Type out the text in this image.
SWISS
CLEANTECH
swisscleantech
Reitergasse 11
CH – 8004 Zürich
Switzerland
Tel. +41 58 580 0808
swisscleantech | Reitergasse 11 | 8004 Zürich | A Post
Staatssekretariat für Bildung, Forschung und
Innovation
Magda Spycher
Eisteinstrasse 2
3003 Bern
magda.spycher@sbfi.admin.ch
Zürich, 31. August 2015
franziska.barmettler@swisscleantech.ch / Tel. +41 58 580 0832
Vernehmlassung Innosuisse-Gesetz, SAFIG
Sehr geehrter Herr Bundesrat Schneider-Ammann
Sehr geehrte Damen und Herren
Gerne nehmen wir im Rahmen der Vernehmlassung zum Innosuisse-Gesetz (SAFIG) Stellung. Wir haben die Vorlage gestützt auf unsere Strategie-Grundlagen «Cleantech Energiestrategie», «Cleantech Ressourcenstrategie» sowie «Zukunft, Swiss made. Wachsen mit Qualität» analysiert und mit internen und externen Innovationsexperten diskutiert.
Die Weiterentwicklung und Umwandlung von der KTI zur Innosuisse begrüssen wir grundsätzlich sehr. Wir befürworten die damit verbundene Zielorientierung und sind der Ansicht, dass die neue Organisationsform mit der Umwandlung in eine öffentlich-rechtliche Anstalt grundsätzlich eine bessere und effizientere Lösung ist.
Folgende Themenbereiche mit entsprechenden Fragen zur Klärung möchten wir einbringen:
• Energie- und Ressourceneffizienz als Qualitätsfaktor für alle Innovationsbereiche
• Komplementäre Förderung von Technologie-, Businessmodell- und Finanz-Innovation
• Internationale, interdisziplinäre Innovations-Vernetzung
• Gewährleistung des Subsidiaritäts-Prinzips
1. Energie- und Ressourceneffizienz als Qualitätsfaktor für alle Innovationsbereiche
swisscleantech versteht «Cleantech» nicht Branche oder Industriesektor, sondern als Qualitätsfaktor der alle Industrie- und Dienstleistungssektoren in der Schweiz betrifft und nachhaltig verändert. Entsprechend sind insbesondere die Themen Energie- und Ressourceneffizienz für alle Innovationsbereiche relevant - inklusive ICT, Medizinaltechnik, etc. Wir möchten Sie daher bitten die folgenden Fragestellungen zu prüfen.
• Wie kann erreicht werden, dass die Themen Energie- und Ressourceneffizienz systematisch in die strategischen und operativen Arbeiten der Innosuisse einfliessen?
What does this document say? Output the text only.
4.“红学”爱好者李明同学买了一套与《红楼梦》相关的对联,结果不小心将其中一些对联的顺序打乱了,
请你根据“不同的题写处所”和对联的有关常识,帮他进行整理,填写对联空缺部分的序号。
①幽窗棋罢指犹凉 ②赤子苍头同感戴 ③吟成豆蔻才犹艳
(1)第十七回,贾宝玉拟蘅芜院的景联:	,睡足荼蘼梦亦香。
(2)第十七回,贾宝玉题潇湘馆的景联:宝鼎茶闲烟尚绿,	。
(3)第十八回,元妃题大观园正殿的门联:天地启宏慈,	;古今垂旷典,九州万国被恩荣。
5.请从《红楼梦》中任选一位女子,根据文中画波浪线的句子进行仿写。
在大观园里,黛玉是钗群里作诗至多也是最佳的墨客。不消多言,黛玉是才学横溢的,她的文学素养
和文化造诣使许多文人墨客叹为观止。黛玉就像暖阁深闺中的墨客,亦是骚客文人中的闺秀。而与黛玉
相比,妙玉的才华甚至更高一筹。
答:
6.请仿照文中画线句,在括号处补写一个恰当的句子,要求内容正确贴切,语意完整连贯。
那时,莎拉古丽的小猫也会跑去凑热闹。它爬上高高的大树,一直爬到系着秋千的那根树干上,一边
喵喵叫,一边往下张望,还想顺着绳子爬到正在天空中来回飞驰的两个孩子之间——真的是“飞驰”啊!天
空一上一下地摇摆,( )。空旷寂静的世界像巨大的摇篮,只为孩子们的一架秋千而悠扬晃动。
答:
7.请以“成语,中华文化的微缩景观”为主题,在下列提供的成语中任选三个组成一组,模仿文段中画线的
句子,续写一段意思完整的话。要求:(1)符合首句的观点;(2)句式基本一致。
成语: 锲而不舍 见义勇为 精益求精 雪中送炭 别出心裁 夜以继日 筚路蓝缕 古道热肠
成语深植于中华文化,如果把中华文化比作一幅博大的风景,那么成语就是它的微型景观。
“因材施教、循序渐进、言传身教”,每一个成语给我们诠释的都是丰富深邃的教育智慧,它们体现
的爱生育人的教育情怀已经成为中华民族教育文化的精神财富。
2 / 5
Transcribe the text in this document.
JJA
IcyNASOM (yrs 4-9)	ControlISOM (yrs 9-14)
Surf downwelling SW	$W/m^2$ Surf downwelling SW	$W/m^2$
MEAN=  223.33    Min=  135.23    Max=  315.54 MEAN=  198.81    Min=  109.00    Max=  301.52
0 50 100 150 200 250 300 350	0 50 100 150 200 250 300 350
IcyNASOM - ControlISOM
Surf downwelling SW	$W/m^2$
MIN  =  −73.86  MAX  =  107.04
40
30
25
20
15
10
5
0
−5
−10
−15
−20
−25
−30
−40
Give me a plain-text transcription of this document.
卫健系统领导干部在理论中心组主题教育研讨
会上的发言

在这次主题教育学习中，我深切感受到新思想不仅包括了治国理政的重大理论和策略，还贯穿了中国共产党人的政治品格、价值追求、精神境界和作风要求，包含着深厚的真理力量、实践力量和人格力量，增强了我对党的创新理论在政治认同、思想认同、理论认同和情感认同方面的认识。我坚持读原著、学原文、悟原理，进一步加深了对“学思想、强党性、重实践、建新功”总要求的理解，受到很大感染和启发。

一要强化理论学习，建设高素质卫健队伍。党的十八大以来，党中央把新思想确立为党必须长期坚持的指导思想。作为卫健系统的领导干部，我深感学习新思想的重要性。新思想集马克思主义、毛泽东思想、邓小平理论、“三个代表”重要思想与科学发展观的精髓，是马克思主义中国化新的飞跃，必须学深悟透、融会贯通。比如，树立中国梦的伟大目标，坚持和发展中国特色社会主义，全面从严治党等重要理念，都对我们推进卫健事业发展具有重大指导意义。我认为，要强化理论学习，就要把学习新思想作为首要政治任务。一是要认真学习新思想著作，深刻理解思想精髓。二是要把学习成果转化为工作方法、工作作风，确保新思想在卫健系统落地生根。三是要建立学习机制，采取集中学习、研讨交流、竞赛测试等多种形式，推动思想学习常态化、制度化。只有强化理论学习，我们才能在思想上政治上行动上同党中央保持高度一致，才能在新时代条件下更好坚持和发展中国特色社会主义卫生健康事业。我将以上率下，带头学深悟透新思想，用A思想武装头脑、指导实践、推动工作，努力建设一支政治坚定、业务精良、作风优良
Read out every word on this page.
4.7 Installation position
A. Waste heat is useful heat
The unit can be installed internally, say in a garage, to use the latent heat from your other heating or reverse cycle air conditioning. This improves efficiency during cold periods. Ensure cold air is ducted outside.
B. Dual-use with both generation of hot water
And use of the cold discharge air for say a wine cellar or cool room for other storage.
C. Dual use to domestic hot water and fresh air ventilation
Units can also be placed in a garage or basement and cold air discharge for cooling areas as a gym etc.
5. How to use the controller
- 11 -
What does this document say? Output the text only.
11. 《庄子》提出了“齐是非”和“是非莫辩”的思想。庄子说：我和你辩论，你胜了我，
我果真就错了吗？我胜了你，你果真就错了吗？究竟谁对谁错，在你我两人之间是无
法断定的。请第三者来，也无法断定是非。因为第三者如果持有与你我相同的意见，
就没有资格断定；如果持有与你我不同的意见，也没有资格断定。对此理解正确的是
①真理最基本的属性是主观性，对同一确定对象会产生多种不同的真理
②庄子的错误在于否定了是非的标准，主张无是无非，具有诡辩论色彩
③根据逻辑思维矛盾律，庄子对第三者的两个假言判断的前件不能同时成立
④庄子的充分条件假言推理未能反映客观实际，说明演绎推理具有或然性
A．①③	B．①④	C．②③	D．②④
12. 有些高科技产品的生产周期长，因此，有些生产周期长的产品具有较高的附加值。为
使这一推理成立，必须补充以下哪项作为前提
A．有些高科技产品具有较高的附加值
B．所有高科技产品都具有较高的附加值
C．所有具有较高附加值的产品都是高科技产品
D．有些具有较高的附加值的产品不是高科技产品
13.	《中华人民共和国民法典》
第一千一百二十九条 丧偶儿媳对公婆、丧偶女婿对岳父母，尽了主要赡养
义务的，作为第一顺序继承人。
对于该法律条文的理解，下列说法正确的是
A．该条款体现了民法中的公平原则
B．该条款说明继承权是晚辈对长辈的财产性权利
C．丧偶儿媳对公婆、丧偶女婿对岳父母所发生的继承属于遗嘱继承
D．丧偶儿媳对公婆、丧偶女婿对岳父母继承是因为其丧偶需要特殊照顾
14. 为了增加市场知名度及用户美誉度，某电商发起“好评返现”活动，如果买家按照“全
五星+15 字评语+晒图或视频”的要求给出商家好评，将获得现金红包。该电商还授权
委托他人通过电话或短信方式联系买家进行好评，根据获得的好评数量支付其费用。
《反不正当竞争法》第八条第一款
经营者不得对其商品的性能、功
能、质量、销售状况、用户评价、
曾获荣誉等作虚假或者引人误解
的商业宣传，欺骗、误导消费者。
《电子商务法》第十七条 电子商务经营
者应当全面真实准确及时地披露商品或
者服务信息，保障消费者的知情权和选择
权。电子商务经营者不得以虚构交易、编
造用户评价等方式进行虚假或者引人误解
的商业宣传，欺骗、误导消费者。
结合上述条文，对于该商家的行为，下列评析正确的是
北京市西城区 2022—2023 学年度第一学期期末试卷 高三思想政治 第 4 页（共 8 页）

+ + + +

▶ WRITTEN REQUEST: Which lines contain the word "downwelling"? Copy each of them.

▶ THE SOLUTION:
Surf downwelling SW	$W/m^2$ Surf downwelling SW	$W/m^2$
Surf downwelling SW	$W/m^2$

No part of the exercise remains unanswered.